══ EXTRACTED ENTRIES

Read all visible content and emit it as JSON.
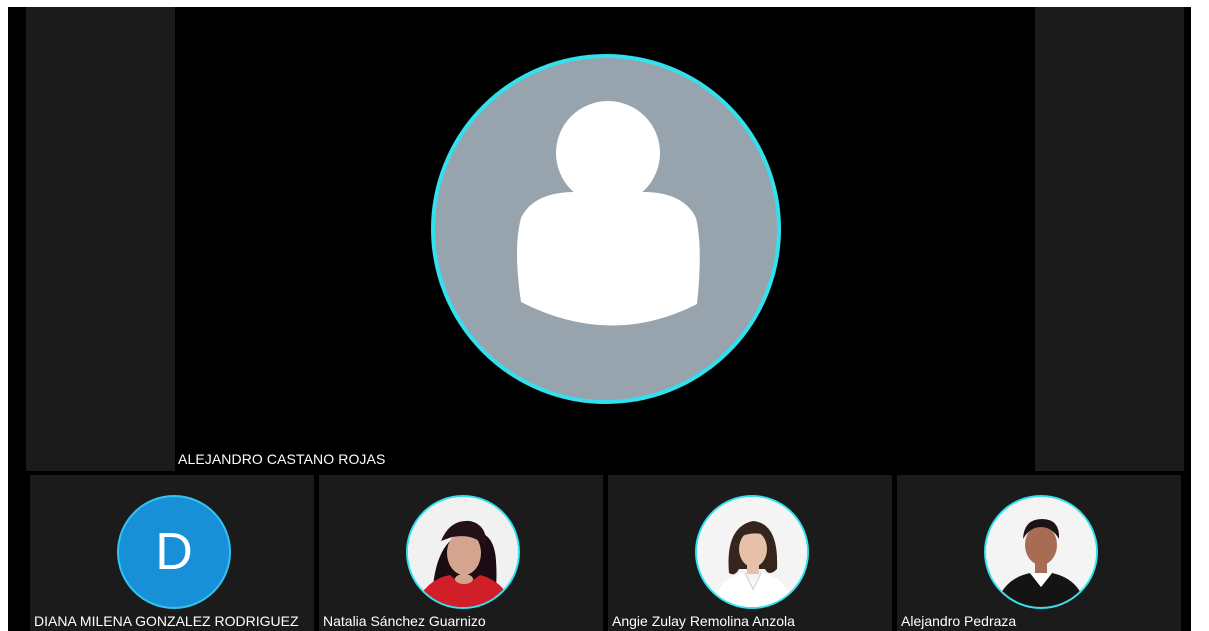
{
  "meeting": {
    "active_speaker": {
      "name": "ALEJANDRO CASTANO ROJAS",
      "avatar_icon": "default-person-icon",
      "ring_color": "#33e0ee"
    },
    "participants": [
      {
        "name": "DIANA MILENA GONZALEZ RODRIGUEZ",
        "initial": "D",
        "avatar_color": "#1790d8"
      },
      {
        "name": "Natalia Sánchez Guarnizo",
        "avatar_icon": "profile-photo"
      },
      {
        "name": "Angie Zulay Remolina Anzola",
        "avatar_icon": "profile-photo"
      },
      {
        "name": "Alejandro Pedraza",
        "avatar_icon": "profile-photo"
      }
    ]
  }
}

════

EXERCISE BRIEF
Transcribe the full listing above exactly, with the images removed.

WORKED ANSWER
Read all visible content and emit it as JSON.
{
  "meeting": {
    "active_speaker": {
      "name": "ALEJANDRO CASTANO ROJAS",
      "avatar_icon": "default-person-icon",
      "ring_color": "#33e0ee"
    },
    "participants": [
      {
        "name": "DIANA MILENA GONZALEZ RODRIGUEZ",
        "initial": "D",
        "avatar_color": "#1790d8"
      },
      {
        "name": "Natalia Sánchez Guarnizo",
        "avatar_icon": "profile-photo"
      },
      {
        "name": "Angie Zulay Remolina Anzola",
        "avatar_icon": "profile-photo"
      },
      {
        "name": "Alejandro Pedraza",
        "avatar_icon": "profile-photo"
      }
    ]
  }
}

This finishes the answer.